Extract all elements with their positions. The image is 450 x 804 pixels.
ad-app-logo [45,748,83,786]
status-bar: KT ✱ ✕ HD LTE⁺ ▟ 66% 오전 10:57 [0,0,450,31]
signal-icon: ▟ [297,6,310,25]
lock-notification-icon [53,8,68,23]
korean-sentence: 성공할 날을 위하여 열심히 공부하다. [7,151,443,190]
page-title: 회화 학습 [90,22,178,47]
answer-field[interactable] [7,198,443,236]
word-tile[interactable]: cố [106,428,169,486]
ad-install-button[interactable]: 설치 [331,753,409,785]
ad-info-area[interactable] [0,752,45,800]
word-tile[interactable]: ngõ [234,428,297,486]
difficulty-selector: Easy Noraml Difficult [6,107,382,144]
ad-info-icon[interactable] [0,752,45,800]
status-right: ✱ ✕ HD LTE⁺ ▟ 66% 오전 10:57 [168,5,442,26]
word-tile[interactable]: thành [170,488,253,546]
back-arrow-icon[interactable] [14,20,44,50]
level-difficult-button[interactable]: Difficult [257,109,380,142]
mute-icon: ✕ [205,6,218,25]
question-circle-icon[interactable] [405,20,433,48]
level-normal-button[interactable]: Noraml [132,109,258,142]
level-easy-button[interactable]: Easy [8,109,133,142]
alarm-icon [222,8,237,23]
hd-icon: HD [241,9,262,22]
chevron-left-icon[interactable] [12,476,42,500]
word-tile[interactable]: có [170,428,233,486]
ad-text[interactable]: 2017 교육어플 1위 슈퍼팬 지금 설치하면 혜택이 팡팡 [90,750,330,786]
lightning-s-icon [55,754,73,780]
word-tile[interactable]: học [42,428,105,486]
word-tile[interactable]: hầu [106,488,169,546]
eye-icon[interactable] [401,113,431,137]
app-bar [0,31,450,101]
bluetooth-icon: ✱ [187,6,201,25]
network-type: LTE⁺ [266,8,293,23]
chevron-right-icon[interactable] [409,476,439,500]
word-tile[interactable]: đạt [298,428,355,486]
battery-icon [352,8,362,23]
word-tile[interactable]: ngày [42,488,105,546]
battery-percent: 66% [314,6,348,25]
***
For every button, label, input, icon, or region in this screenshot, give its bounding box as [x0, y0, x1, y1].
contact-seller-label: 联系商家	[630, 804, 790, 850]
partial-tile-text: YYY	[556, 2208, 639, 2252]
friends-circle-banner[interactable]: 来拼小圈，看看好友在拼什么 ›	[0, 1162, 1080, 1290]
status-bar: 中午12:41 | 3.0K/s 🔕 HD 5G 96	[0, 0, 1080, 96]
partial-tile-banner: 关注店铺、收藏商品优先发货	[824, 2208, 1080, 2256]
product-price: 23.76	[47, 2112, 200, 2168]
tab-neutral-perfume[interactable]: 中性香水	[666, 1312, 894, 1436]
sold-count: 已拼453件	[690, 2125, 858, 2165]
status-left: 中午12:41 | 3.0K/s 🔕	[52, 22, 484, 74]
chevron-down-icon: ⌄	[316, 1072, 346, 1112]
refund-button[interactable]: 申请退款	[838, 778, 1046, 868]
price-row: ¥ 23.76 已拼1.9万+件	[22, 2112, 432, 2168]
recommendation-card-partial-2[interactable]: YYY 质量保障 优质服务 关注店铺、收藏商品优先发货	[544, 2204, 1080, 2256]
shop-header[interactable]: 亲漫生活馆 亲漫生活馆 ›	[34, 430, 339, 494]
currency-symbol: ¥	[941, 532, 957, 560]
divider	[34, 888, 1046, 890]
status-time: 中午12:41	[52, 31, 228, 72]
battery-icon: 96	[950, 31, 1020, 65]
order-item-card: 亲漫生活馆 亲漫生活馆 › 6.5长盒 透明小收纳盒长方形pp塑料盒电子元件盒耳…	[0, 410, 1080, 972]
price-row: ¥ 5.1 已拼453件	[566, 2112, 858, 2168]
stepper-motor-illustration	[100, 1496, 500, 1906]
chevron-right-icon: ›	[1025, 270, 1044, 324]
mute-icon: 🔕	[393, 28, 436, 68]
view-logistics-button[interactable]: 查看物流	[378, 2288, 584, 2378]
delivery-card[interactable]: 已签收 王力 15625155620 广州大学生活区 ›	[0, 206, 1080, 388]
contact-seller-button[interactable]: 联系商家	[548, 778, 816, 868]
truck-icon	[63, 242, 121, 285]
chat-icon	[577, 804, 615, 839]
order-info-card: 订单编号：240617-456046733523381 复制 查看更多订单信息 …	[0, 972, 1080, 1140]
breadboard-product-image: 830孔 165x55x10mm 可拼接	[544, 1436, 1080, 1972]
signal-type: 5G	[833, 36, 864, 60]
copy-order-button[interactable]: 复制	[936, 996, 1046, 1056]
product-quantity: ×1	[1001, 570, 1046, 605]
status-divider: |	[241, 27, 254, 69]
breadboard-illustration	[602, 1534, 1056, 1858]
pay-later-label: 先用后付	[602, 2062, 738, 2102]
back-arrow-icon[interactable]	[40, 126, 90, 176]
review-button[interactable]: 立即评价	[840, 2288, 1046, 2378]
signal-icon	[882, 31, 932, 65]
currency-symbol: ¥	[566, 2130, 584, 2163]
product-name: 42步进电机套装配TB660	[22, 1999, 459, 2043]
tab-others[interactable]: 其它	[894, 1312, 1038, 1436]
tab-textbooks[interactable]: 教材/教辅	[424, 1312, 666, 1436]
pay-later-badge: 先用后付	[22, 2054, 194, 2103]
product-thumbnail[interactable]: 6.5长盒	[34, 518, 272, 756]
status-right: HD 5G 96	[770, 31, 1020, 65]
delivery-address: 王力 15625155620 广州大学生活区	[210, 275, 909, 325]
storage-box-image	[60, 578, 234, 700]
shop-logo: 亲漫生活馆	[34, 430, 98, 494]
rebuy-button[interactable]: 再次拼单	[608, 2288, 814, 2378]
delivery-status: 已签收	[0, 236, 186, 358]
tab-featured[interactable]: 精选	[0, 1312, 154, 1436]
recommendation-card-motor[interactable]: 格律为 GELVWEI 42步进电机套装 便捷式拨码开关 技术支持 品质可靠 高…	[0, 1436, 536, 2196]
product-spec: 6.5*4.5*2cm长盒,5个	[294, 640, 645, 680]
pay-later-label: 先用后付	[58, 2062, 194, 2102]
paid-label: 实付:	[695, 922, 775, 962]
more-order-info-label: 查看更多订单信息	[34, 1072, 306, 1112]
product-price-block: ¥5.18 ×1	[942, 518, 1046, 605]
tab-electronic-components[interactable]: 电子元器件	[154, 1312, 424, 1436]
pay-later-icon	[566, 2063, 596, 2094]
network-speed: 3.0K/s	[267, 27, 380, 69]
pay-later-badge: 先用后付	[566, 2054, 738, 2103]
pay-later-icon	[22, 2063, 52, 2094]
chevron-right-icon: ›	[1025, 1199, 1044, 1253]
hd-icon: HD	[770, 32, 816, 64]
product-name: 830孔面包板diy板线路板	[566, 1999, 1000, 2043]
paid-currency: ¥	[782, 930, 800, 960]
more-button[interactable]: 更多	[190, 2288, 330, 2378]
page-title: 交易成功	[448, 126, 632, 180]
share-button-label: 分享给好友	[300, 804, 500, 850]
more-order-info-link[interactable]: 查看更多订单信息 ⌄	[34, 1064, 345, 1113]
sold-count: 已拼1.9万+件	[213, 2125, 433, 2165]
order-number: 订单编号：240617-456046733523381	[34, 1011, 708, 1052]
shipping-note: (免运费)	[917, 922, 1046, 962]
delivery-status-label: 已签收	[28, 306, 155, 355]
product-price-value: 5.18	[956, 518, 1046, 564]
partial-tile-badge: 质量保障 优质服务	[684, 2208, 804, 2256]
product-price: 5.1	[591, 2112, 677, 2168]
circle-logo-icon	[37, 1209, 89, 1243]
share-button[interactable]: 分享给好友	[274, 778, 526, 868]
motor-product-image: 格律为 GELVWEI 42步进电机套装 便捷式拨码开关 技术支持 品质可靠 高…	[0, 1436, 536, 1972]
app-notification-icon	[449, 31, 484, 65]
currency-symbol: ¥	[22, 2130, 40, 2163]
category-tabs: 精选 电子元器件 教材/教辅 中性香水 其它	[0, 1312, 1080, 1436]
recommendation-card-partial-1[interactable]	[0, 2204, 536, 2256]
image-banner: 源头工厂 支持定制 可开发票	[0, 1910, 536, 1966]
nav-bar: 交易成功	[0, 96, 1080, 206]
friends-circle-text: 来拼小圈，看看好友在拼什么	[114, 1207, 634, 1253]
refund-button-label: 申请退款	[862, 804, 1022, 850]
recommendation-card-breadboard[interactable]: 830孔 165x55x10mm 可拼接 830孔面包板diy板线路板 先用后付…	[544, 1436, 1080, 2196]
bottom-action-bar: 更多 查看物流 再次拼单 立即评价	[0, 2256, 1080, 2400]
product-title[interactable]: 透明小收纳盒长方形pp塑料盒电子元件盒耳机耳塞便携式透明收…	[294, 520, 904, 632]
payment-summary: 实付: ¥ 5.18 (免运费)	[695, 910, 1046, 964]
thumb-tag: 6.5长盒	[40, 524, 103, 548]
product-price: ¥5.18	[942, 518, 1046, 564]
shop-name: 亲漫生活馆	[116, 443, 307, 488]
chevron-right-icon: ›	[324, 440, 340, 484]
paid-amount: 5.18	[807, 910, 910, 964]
***
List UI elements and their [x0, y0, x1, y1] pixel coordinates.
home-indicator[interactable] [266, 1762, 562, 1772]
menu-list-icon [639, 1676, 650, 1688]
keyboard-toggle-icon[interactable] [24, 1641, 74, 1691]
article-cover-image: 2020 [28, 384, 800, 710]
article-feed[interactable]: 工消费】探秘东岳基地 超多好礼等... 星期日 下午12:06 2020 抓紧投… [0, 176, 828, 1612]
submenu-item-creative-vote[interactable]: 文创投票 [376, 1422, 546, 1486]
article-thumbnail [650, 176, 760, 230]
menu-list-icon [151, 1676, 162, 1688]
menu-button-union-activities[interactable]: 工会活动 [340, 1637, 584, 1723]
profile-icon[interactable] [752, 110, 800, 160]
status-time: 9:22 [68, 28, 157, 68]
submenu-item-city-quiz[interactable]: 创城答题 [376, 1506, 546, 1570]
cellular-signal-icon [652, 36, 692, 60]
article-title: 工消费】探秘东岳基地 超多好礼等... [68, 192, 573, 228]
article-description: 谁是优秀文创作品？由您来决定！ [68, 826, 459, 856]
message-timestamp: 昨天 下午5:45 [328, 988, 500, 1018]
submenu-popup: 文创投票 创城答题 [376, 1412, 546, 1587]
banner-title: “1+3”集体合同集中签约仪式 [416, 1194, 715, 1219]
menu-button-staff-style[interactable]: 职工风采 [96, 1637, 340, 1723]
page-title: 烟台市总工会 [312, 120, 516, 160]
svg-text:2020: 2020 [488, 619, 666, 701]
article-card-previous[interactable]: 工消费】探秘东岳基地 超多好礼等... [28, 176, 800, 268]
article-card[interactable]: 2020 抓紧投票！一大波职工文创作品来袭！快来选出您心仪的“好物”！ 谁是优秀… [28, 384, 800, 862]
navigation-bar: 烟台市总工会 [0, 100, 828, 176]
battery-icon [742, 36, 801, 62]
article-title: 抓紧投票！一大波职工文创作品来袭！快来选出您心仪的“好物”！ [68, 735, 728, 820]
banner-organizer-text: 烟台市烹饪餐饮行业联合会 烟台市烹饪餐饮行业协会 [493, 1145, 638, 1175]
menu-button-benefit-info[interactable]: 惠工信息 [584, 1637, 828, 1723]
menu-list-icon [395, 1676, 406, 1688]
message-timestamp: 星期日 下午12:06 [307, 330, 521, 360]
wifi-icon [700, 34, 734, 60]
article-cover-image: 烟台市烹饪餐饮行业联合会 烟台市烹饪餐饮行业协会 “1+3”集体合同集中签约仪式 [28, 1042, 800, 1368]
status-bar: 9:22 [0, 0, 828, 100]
***
_TASK TO CARRY OUT_:
Return the lines of the material word for word, starting at the line containing "List UI elements" and ending at the line containing "article-feed[interactable]: 工消费】探秘东岳基地 超多好礼等...", with both of those lines included.

_ANSWER TO THIS PROBLEM_:
List UI elements and their [x0, y0, x1, y1] pixel coordinates.
home-indicator[interactable] [266, 1762, 562, 1772]
menu-list-icon [639, 1676, 650, 1688]
keyboard-toggle-icon[interactable] [24, 1641, 74, 1691]
article-cover-image: 2020 [28, 384, 800, 710]
article-feed[interactable]: 工消费】探秘东岳基地 超多好礼等... 星期日 下午12:06 2020 抓紧投… [0, 176, 828, 1612]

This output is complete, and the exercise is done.